Kisah Fatmiyeti Kahar, Menyingkap Tabir Gelap Kasus Kekerasan Perempuan
Kasus pengusiran seorang korban pelecehan seksual, merupakan momentum besar dalam hidup Fatmiyeti Kahar kala pulang ke tanah Pariaman untuk menjadi
Penulis: Panji Rahmat | Editor: Mona Triana
Kasus pengusiran seorang korban pelecehan seksual, merupakan momentum besar dalam hidup Fatmiyeti Kahar kala pulang ke tanah Pariaman untuk menjadi pemerhati tindak kekerasan perempuan dan anak.
Sekembalinya tahun 1989, perempuan kelahiran 1965 itu diminta oleh kakaknya untuk menangani kasus pelecehan seksual di Cubadak Air, Kota Pariaman (lokasi daerah itu saat ini).
Kasus pelecehan yang terjadi kala itu membuat korban (perempuan) harus angkat kaki dari kampung halamannya, atas kesepakatan ninik mamak (pemuka adat di Minangkabau) dan warga setempat.
"Kita kawal kasus ini ada berani?," Kata Fatmiyeti mencontohkan tawaran kakaknya 32 tahun silam.
Bermodal rasa empati yang tertanam di lingkungan keluarga saat tumbuh di Bukittinggi dan tempat nongkrongnya di Birmantara Radio Bukittinggi semasa sekolah, tantangan kakaknya tidak bisa ditolak Fatmiyeti muda.
Tekadnya jelas ingin merawat rasa empati yang sudah tertanam lama di dirinya. Ajakan kakaknya, ia realisasikan bertiga dengan tambahan seorang teman.

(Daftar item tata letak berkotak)
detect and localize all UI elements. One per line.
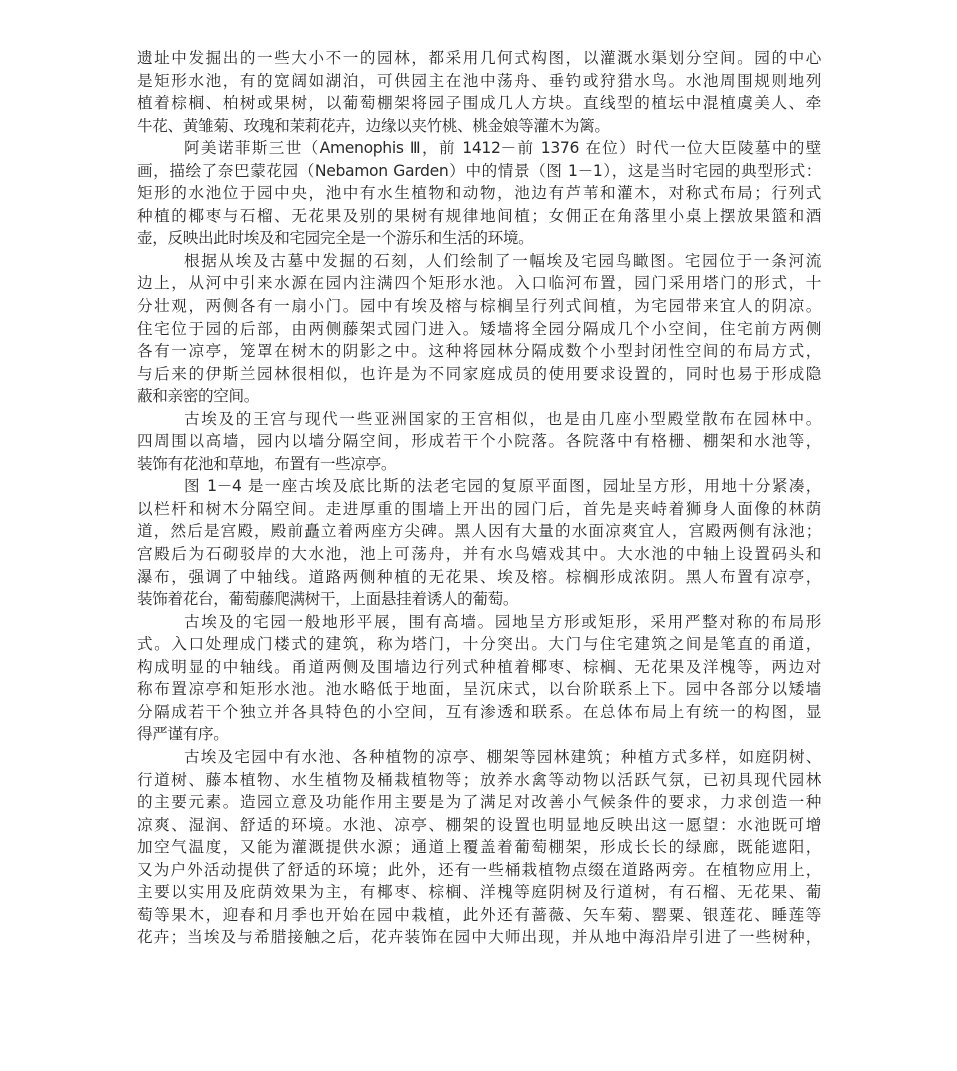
text-line: 古埃及的宅园一般地形平展，围有高墙。园地呈方形或矩形，采用严整对称的布局形 <box>137 611 821 634</box>
text-line: 住宅位于园的后部，由两侧藤架式园门进入。矮墙将全园分隔成几个小空间，住宅前方两侧 <box>137 318 821 341</box>
text-line: 矩形的水池位于园中央，池中有水生植物和动物，池边有芦苇和灌木，对称式布局；行列式 <box>137 182 821 205</box>
text-line: 主要以实用及庇荫效果为主，有椰枣、棕榈、洋槐等庭阴树及行道树，有石榴、无花果、葡 <box>137 881 821 904</box>
paragraph: 古埃及宅园中有水池、各种植物的凉亭、棚架等园林建筑；种植方式多样，如庭阴树、 行… <box>137 746 821 949</box>
text-line: 古埃及的王宫与现代一些亚洲国家的王宫相似，也是由几座小型殿堂散布在园林中。 <box>137 408 821 431</box>
text-line: 分壮观，两侧各有一扇小门。园中有埃及榕与棕榈呈行列式间植，为宅园带来宜人的阴凉。 <box>137 295 821 318</box>
text-line: 又为户外活动提供了舒适的环境；此外，还有一些桶栽植物点缀在道路两旁。在植物应用上… <box>137 859 821 882</box>
paragraph: 阿美诺菲斯三世（Amenophis Ⅲ，前 1412－前 1376 在位）时代一… <box>137 137 821 250</box>
text-line: 蔽和亲密的空间。 <box>137 385 821 408</box>
text-line: 图 1－4 是一座古埃及底比斯的法老宅园的复原平面图，园址呈方形，用地十分紧凑， <box>137 475 821 498</box>
text-line: 花卉；当埃及与希腊接触之后，花卉装饰在园中大师出现，并从地中海沿岸引进了一些树种… <box>137 926 821 949</box>
text-line: 种植的椰枣与石榴、无花果及别的果树有规律地间植；女佣正在角落里小桌上摆放果篮和酒 <box>137 205 821 228</box>
text-line: 瀑布，强调了中轴线。道路两侧种植的无花果、埃及榕。棕榈形成浓阴。黑人布置有凉亭， <box>137 566 821 589</box>
text-line: 称布置凉亭和矩形水池。池水略低于地面，呈沉床式，以台阶联系上下。园中各部分以矮墙 <box>137 678 821 701</box>
text-line: 壶，反映出此时埃及和宅园完全是一个游乐和生活的环境。 <box>137 227 821 250</box>
paragraph: 根据从埃及古墓中发掘的石刻，人们绘制了一幅埃及宅园鸟瞰图。宅园位于一条河流 边上… <box>137 250 821 408</box>
text-line: 装饰着花台，葡萄藤爬满树干，上面悬挂着诱人的葡萄。 <box>137 588 821 611</box>
text-line: 牛花、黄雏菊、玫瑰和茉莉花卉，边缘以夹竹桃、桃金娘等灌木为篱。 <box>137 115 821 138</box>
text-line: 四周围以高墙，园内以墙分隔空间，形成若干个小院落。各院落中有格栅、棚架和水池等， <box>137 430 821 453</box>
paragraph: 古埃及的王宫与现代一些亚洲国家的王宫相似，也是由几座小型殿堂散布在园林中。 四周… <box>137 408 821 476</box>
text-line: 宫殿后为石砌驳岸的大水池，池上可荡舟，并有水鸟嬉戏其中。大水池的中轴上设置码头和 <box>137 543 821 566</box>
text-line: 植着棕榈、柏树或果树，以葡萄棚架将园子围成几人方块。直线型的植坛中混植虞美人、牵 <box>137 92 821 115</box>
text-line: 遗址中发掘出的一些大小不一的园林，都采用几何式构图，以灌溉水渠划分空间。园的中心 <box>137 47 821 70</box>
paragraph: 遗址中发掘出的一些大小不一的园林，都采用几何式构图，以灌溉水渠划分空间。园的中心… <box>137 47 821 137</box>
text-line: 式。入口处理成门楼式的建筑，称为塔门，十分突出。大门与住宅建筑之间是笔直的甬道， <box>137 633 821 656</box>
text-line: 构成明显的中轴线。甬道两侧及围墙边行列式种植着椰枣、棕榈、无花果及洋槐等，两边对 <box>137 656 821 679</box>
paragraph: 图 1－4 是一座古埃及底比斯的法老宅园的复原平面图，园址呈方形，用地十分紧凑，… <box>137 475 821 610</box>
text-line: 萄等果木，迎春和月季也开始在园中栽植，此外还有蔷薇、矢车菊、罂粟、银莲花、睡莲等 <box>137 904 821 927</box>
text-line: 画，描绘了奈巴蒙花园（Nebamon Garden）中的情景（图 1－1），这是… <box>137 160 821 183</box>
text-line: 古埃及宅园中有水池、各种植物的凉亭、棚架等园林建筑；种植方式多样，如庭阴树、 <box>137 746 821 769</box>
document-page: 遗址中发掘出的一些大小不一的园林，都采用几何式构图，以灌溉水渠划分空间。园的中心… <box>137 47 821 949</box>
text-line: 边上，从河中引来水源在园内注满四个矩形水池。入口临河布置，园门采用塔门的形式，十 <box>137 272 821 295</box>
text-line: 根据从埃及古墓中发掘的石刻，人们绘制了一幅埃及宅园鸟瞰图。宅园位于一条河流 <box>137 250 821 273</box>
text-line: 装饰有花池和草地，布置有一些凉亭。 <box>137 453 821 476</box>
text-line: 凉爽、湿润、舒适的环境。水池、凉亭、棚架的设置也明显地反映出这一愿望：水池既可增 <box>137 814 821 837</box>
text-line: 与后来的伊斯兰园林很相似，也许是为不同家庭成员的使用要求设置的，同时也易于形成隐 <box>137 363 821 386</box>
text-line: 的主要元素。造园立意及功能作用主要是为了满足对改善小气候条件的要求，力求创造一种 <box>137 791 821 814</box>
text-line: 道，然后是宫殿，殿前矗立着两座方尖碑。黑人因有大量的水面凉爽宜人，宫殿两侧有泳池… <box>137 520 821 543</box>
text-line: 是矩形水池，有的宽阔如湖泊，可供园主在池中荡舟、垂钓或狩猎水鸟。水池周围规则地列 <box>137 70 821 93</box>
text-line: 加空气温度，又能为灌溉提供水源；通道上覆盖着葡萄棚架，形成长长的绿廊，既能遮阳， <box>137 836 821 859</box>
text-line: 阿美诺菲斯三世（Amenophis Ⅲ，前 1412－前 1376 在位）时代一… <box>137 137 821 160</box>
text-line: 各有一凉亭，笼罩在树木的阴影之中。这种将园林分隔成数个小型封闭性空间的布局方式， <box>137 340 821 363</box>
paragraph: 古埃及的宅园一般地形平展，围有高墙。园地呈方形或矩形，采用严整对称的布局形 式。… <box>137 611 821 746</box>
text-line: 分隔成若干个独立并各具特色的小空间，互有渗透和联系。在总体布局上有统一的构图，显 <box>137 701 821 724</box>
text-line: 以栏杆和树木分隔空间。走进厚重的围墙上开出的园门后，首先是夹峙着狮身人面像的林荫 <box>137 498 821 521</box>
text-line: 行道树、藤本植物、水生植物及桶栽植物等；放养水禽等动物以活跃气氛，已初具现代园林 <box>137 769 821 792</box>
text-line: 得严谨有序。 <box>137 723 821 746</box>
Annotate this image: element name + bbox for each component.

Ketentuan Tugas -
Tuliskan semua nama orang yang tercantum dalam teks halaman tentang Fatmiyeti Kahar.

Hasil Latihan -
- Fatmiyeti Kahar
- Panji Rahmat
- Mona Triana